**Data shown**
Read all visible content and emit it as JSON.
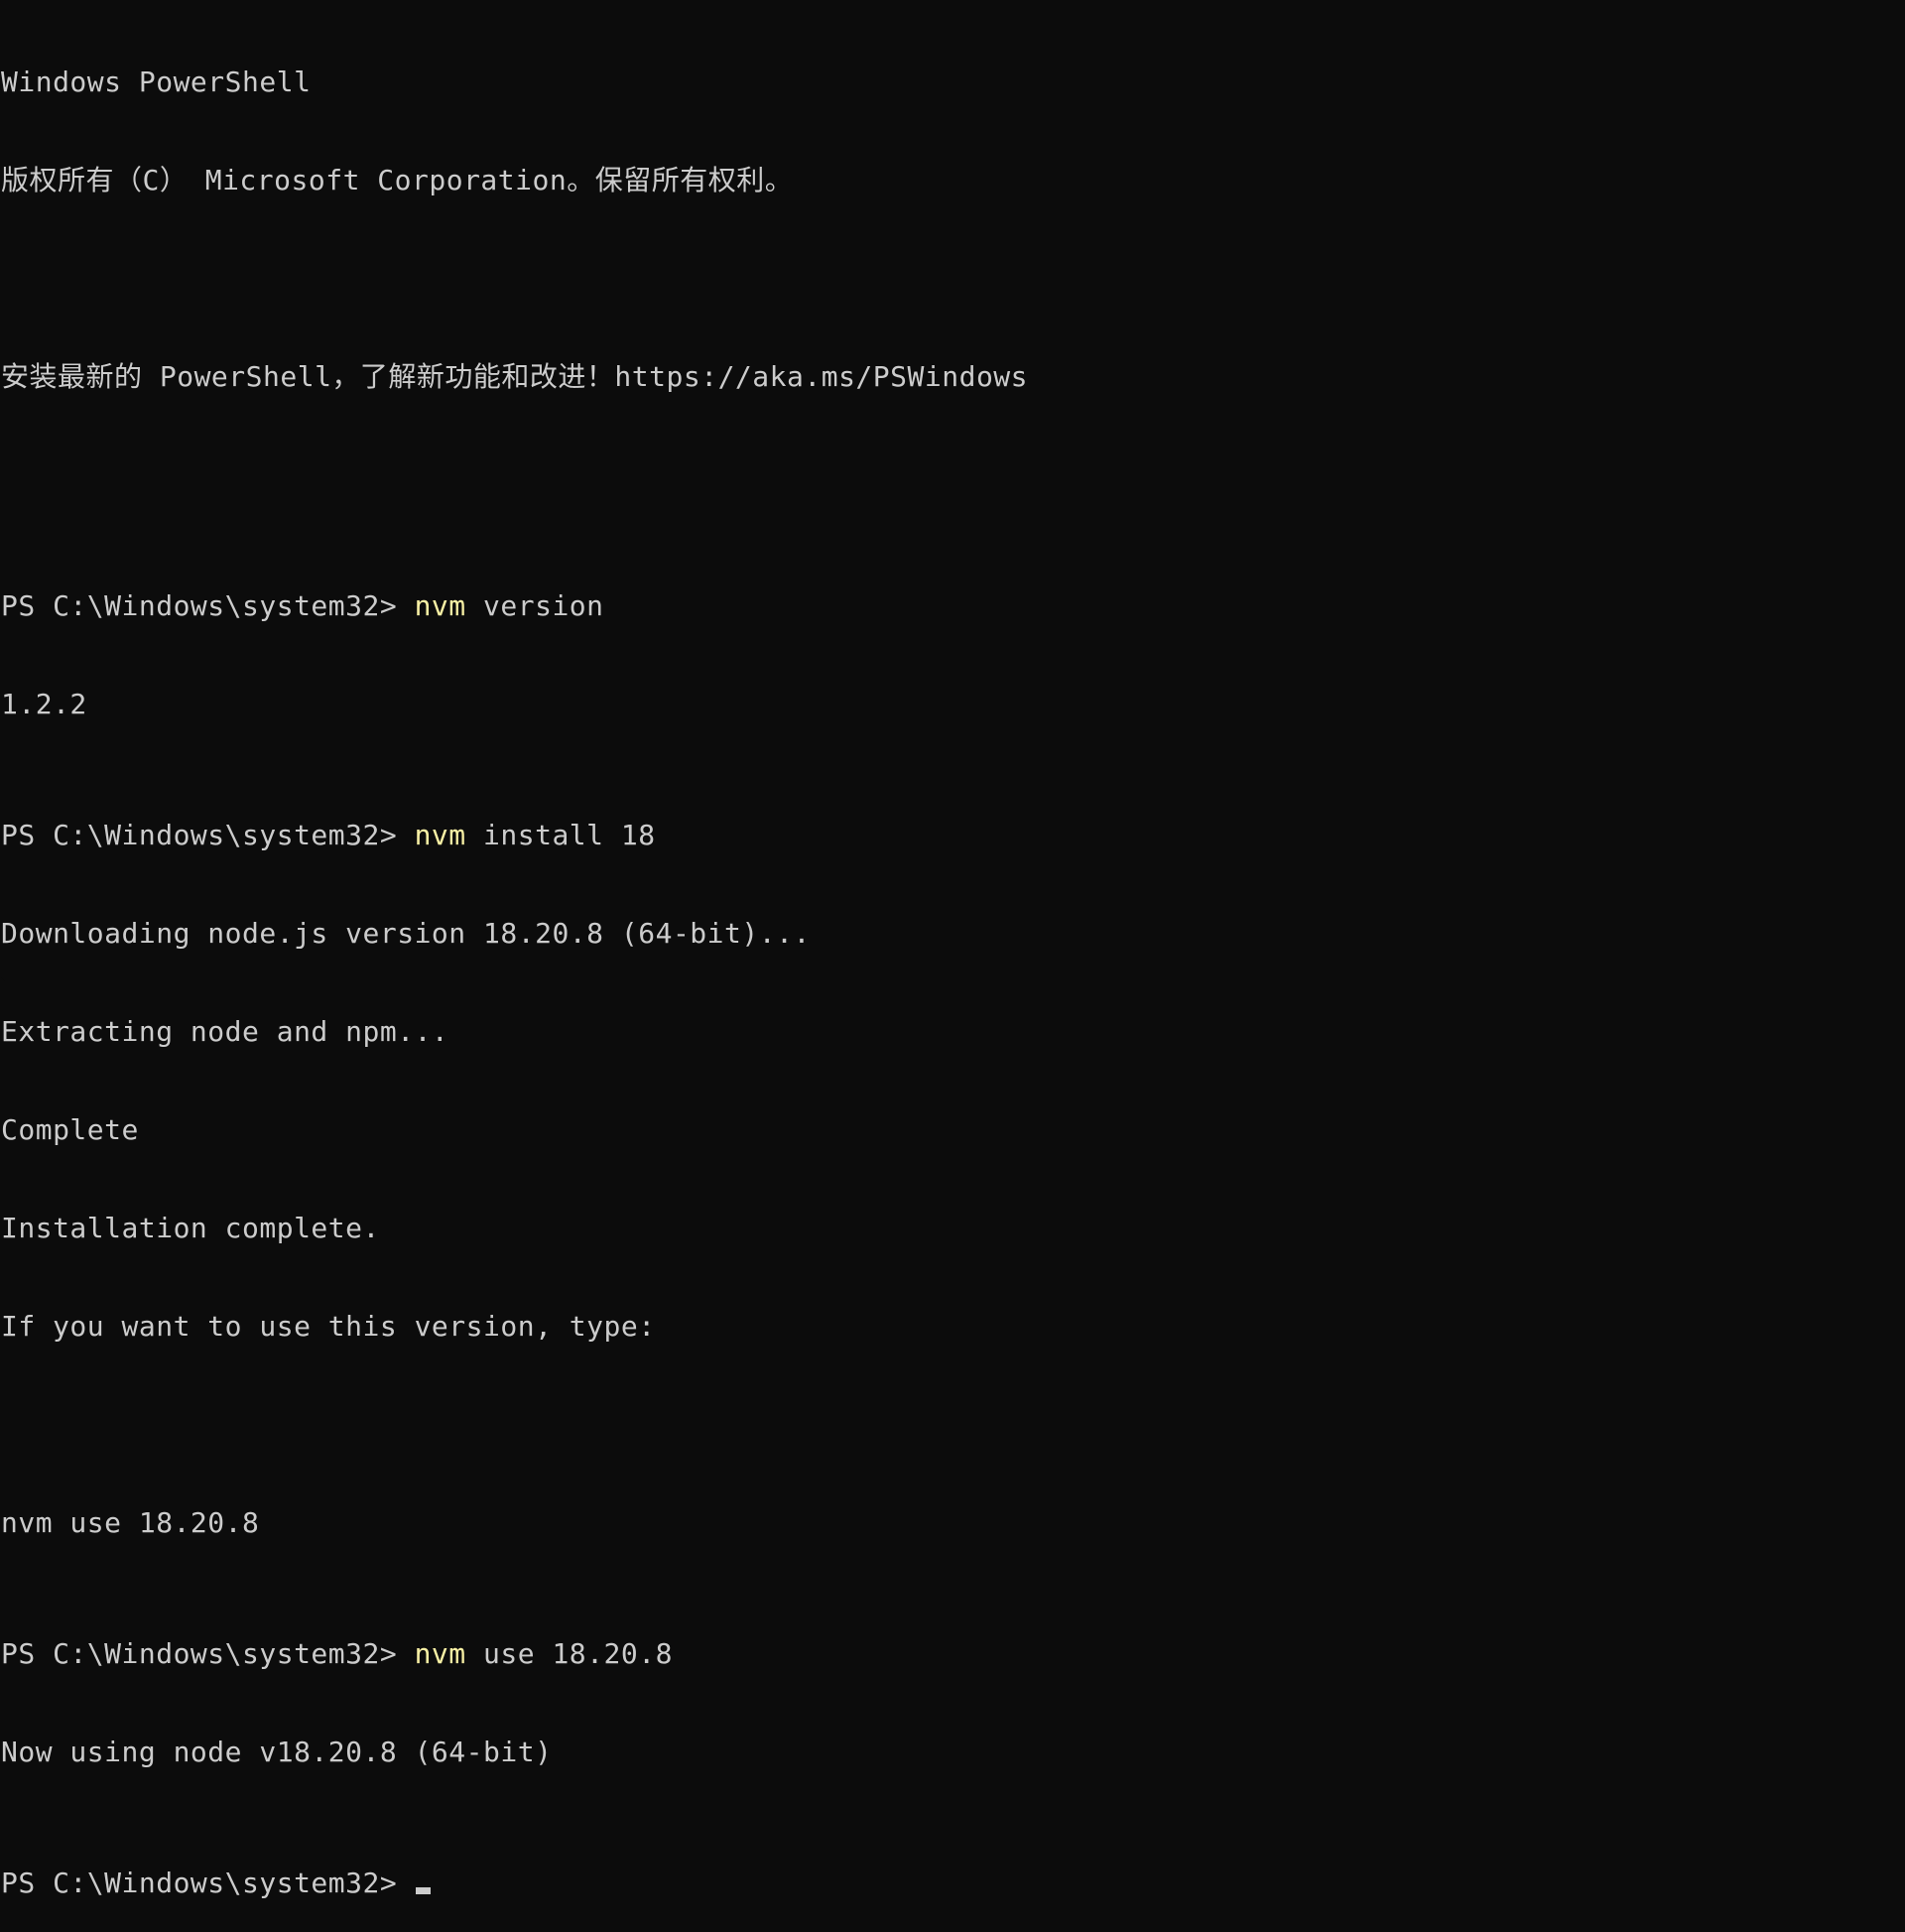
{
  "window_title": "Windows PowerShell",
  "colors": {
    "background": "#0c0c0c",
    "foreground": "#cccccc",
    "command": "#f9f1a5"
  },
  "lines": {
    "banner_title": "Windows PowerShell",
    "copyright": "版权所有（C） Microsoft Corporation。保留所有权利。",
    "upgrade_notice": "安装最新的 PowerShell，了解新功能和改进！https://aka.ms/PSWindows",
    "prompt": "PS C:\\Windows\\system32> ",
    "cmd1_name": "nvm",
    "cmd1_args": " version",
    "out_version": "1.2.2",
    "cmd2_name": "nvm",
    "cmd2_args": " install 18",
    "out_downloading": "Downloading node.js version 18.20.8 (64-bit)...",
    "out_extracting": "Extracting node and npm...",
    "out_complete": "Complete",
    "out_install_complete": "Installation complete.",
    "out_if_you_want": "If you want to use this version, type:",
    "out_nvm_use_hint": "nvm use 18.20.8",
    "cmd3_name": "nvm",
    "cmd3_args": " use 18.20.8",
    "out_now_using": "Now using node v18.20.8 (64-bit)"
  }
}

**Exercise**
Repeat the listing verbatim. Skip the pictures.

**Expected output**
Read all visible content and emit it as JSON.
{
  "window_title": "Windows PowerShell",
  "colors": {
    "background": "#0c0c0c",
    "foreground": "#cccccc",
    "command": "#f9f1a5"
  },
  "lines": {
    "banner_title": "Windows PowerShell",
    "copyright": "版权所有（C） Microsoft Corporation。保留所有权利。",
    "upgrade_notice": "安装最新的 PowerShell，了解新功能和改进！https://aka.ms/PSWindows",
    "prompt": "PS C:\\Windows\\system32> ",
    "cmd1_name": "nvm",
    "cmd1_args": " version",
    "out_version": "1.2.2",
    "cmd2_name": "nvm",
    "cmd2_args": " install 18",
    "out_downloading": "Downloading node.js version 18.20.8 (64-bit)...",
    "out_extracting": "Extracting node and npm...",
    "out_complete": "Complete",
    "out_install_complete": "Installation complete.",
    "out_if_you_want": "If you want to use this version, type:",
    "out_nvm_use_hint": "nvm use 18.20.8",
    "cmd3_name": "nvm",
    "cmd3_args": " use 18.20.8",
    "out_now_using": "Now using node v18.20.8 (64-bit)"
  }
}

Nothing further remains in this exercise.